Danny Blackwell had a lot to say about his own choice:

This is a poem that immediately captured my attention and spoke to me in a language I felt familiar with. We all live in a relatively meta-narrative age these days. In other words, we have long since dismissed with a complete suspension of disbelief, and frequently need to maintain an ironic distance from our fictional universes. By that I mean that we like to see the cogs of the machinery; we like to have the narrator tell us it’s all a trick, that it’s all a farce, and in doing so liberate us from feeling like fools — but only so we can go back to immersing ourselves in these fictional, or poetic, worlds that are so necessary for us.

In full knowledge that I am talking at length about a poem that is a self-contained universe and that is basically self-explanatory, this piece by Mike Andrelczyk could be described as a poem about a one-word poem — a one-word poem, we should add, that doesn’t exist. Except that it does. It exists in our minds the moment we complete reading the poem, as we dispense with the narrative machinery and envisage the word sea — alone and unadorned. And yet in this poem, unlike the infamous one-word haiku “tundra,” we are told what to think. (Bad form according to the haiku commandments).

Essentially what we have here is the following conjunction: Sea/Disappointment.

Now, I don’t think that this is at all hard to relate to. Also, it is done with maximum precision, while invoking nature. So, whatever one feels about what is and isn’t haiku, it is undeniably operating, to some degree, within the flexible parameters of the haiku genre in Japanese. (Brief, one-line, nature-oriented, poem.)

#### GIVEN EXERCISE A
In the extracted data entries rows, change every "xyxy" to "bbox" from the line with "transport-gamma-symbol: γ xyxy=(1527,198,1548,255)" up to and including the line with "gamma-re-theta-subscript: θ xyxy=(1619,355,1637,393)". Return only those lines, with everything else in them unchanged.

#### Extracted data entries
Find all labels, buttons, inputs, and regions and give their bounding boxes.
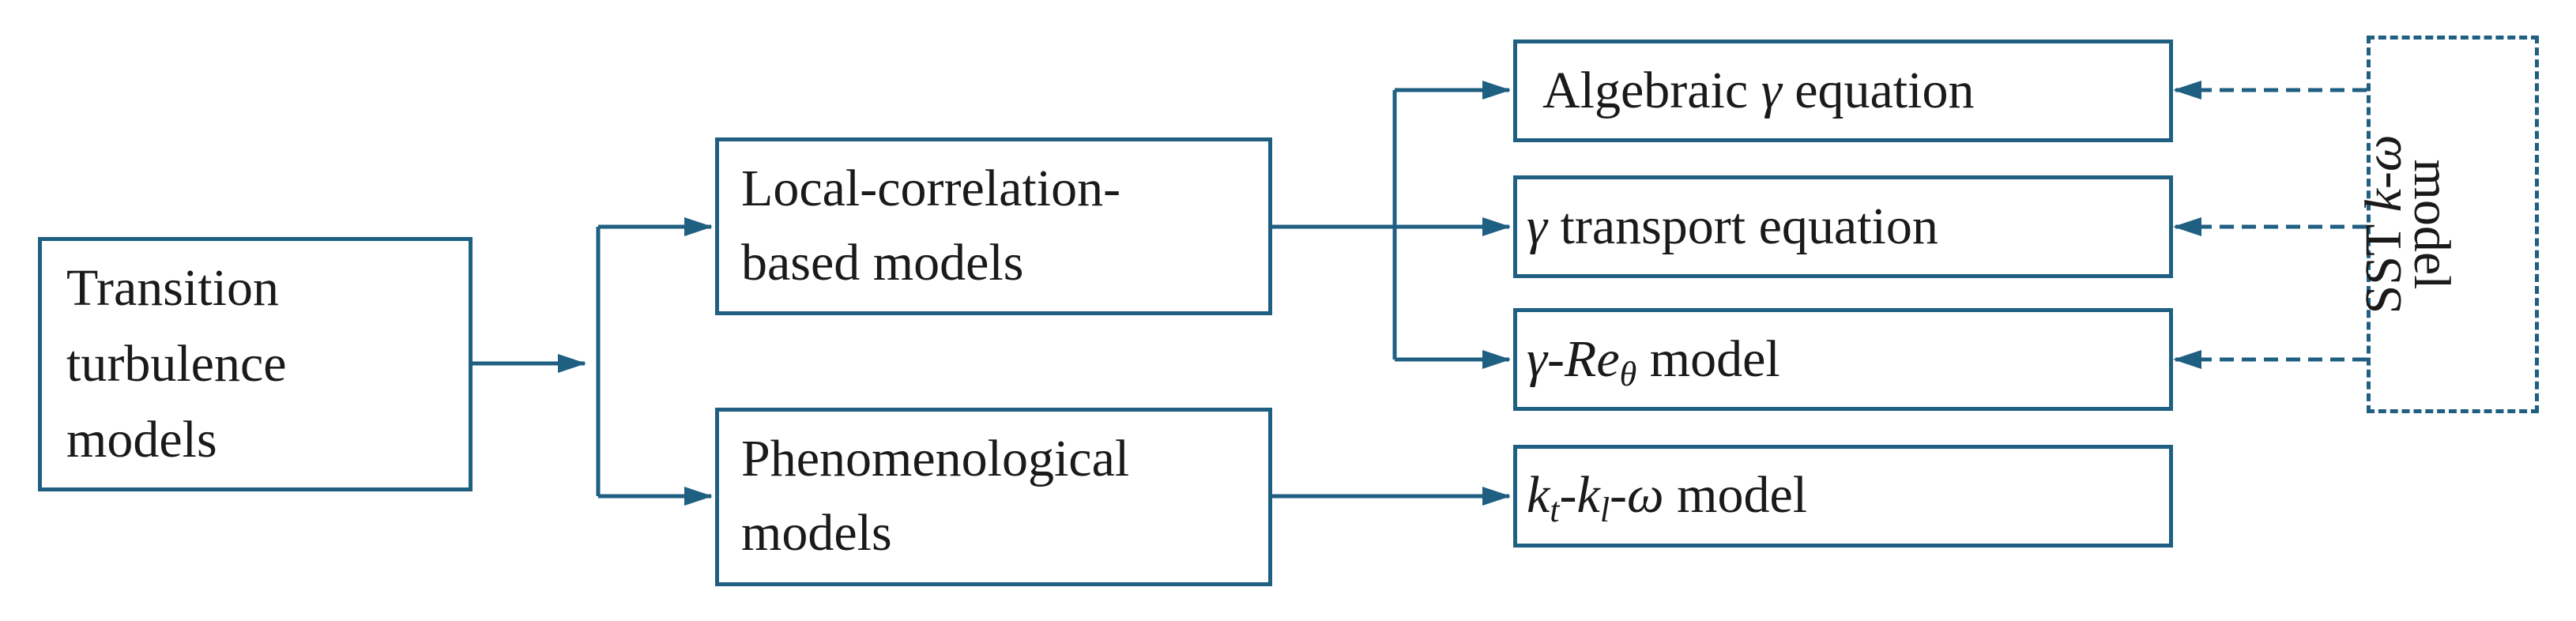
transport-gamma-symbol: γ xyxy=(1527,198,1548,255)
node-algebraic-gamma-equation xyxy=(1513,40,2173,142)
ktkl-k2: k xyxy=(1576,466,1600,524)
node-sst-k-omega-model xyxy=(2367,36,2539,413)
node-algebraic-label: Algebraic γ equation xyxy=(1542,54,1974,128)
node-kt-kl-omega-model xyxy=(1513,445,2173,548)
algebraic-text-post: equation xyxy=(1781,62,1975,119)
node-phenom-label-line1: Phenomenological xyxy=(741,430,1130,487)
algebraic-gamma-symbol: γ xyxy=(1761,62,1782,119)
ktkl-sub-t: t xyxy=(1550,491,1560,529)
node-ktkl-label: kt-kl-ω model xyxy=(1527,458,1807,533)
node-gamma-transport-equation xyxy=(1513,175,2173,278)
node-gamma-re-label: γ-Reθ model xyxy=(1527,322,1780,397)
ktkl-sub-l: l xyxy=(1599,491,1610,529)
node-gamma-re-theta-model xyxy=(1513,308,2173,411)
node-phenomenological-models xyxy=(715,408,1272,586)
node-phenom-label-line2: models xyxy=(741,504,892,562)
gamma-re-dash: - xyxy=(1547,330,1565,388)
node-transport-label: γ transport equation xyxy=(1527,190,1938,264)
algebraic-text-pre: Algebraic xyxy=(1542,62,1761,119)
ktkl-dash1: - xyxy=(1559,466,1577,524)
gamma-re-gamma-symbol: γ xyxy=(1527,330,1548,388)
node-transition-turbulence-models xyxy=(38,237,473,491)
node-transition-label-line1: Transition xyxy=(66,259,279,317)
ktkl-omega: ω xyxy=(1627,466,1664,524)
ktkl-text-post: model xyxy=(1663,466,1808,524)
transport-text-post: transport equation xyxy=(1547,198,1938,255)
ktkl-dash2: - xyxy=(1610,466,1628,524)
ktkl-k1: k xyxy=(1527,466,1550,524)
node-transition-label-line2: turbulence xyxy=(66,335,287,393)
node-local-correlation-based-models xyxy=(715,137,1272,315)
node-local-label-line2: based models xyxy=(741,234,1024,292)
gamma-re-theta-subscript: θ xyxy=(1619,355,1637,393)
node-transition-label-line3: models xyxy=(66,411,217,469)
node-sst-label-line2: model xyxy=(2403,159,2461,290)
gamma-re-re: Re xyxy=(1565,330,1620,388)
node-local-label-line1: Local-correlation- xyxy=(741,160,1121,217)
gamma-re-text-post: model xyxy=(1636,330,1780,388)
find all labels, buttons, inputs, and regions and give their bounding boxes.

#### GIVEN EXERCISE B
According to the commentary on the poem, what conjunction does the poem essentially present?

#### COMPLETE RESPONSE A
transport-gamma-symbol: γ bbox=(1527,198,1548,255)
node-algebraic-gamma-equation bbox=(1513,40,2173,142)
ktkl-k2: k bbox=(1576,466,1600,524)
node-sst-k-omega-model bbox=(2367,36,2539,413)
node-algebraic-label: Algebraic γ equation bbox=(1542,54,1974,128)
node-kt-kl-omega-model bbox=(1513,445,2173,548)
algebraic-text-post: equation bbox=(1781,62,1975,119)
node-phenom-label-line1: Phenomenological bbox=(741,430,1130,487)
algebraic-gamma-symbol: γ bbox=(1761,62,1782,119)
ktkl-sub-t: t bbox=(1550,491,1560,529)
node-ktkl-label: kt-kl-ω model bbox=(1527,458,1807,533)
node-gamma-transport-equation bbox=(1513,175,2173,278)
node-gamma-re-label: γ-Reθ model bbox=(1527,322,1780,397)
ktkl-sub-l: l bbox=(1599,491,1610,529)
node-gamma-re-theta-model bbox=(1513,308,2173,411)
node-phenomenological-models bbox=(715,408,1272,586)
node-phenom-label-line2: models bbox=(741,504,892,562)
gamma-re-dash: - bbox=(1547,330,1565,388)
node-transport-label: γ transport equation bbox=(1527,190,1938,264)
algebraic-text-pre: Algebraic bbox=(1542,62,1761,119)
ktkl-dash1: - bbox=(1559,466,1577,524)
gamma-re-gamma-symbol: γ bbox=(1527,330,1548,388)
node-transition-turbulence-models bbox=(38,237,473,491)
node-transition-label-line1: Transition bbox=(66,259,279,317)
ktkl-omega: ω bbox=(1627,466,1664,524)
ktkl-text-post: model bbox=(1663,466,1808,524)
transport-text-post: transport equation bbox=(1547,198,1938,255)
ktkl-dash2: - bbox=(1610,466,1628,524)
ktkl-k1: k bbox=(1527,466,1550,524)
node-transition-label-line2: turbulence bbox=(66,335,287,393)
node-local-correlation-based-models bbox=(715,137,1272,315)
node-local-label-line2: based models bbox=(741,234,1024,292)
gamma-re-theta-subscript: θ bbox=(1619,355,1637,393)

#### COMPLETE RESPONSE B
Sea/Disappointment.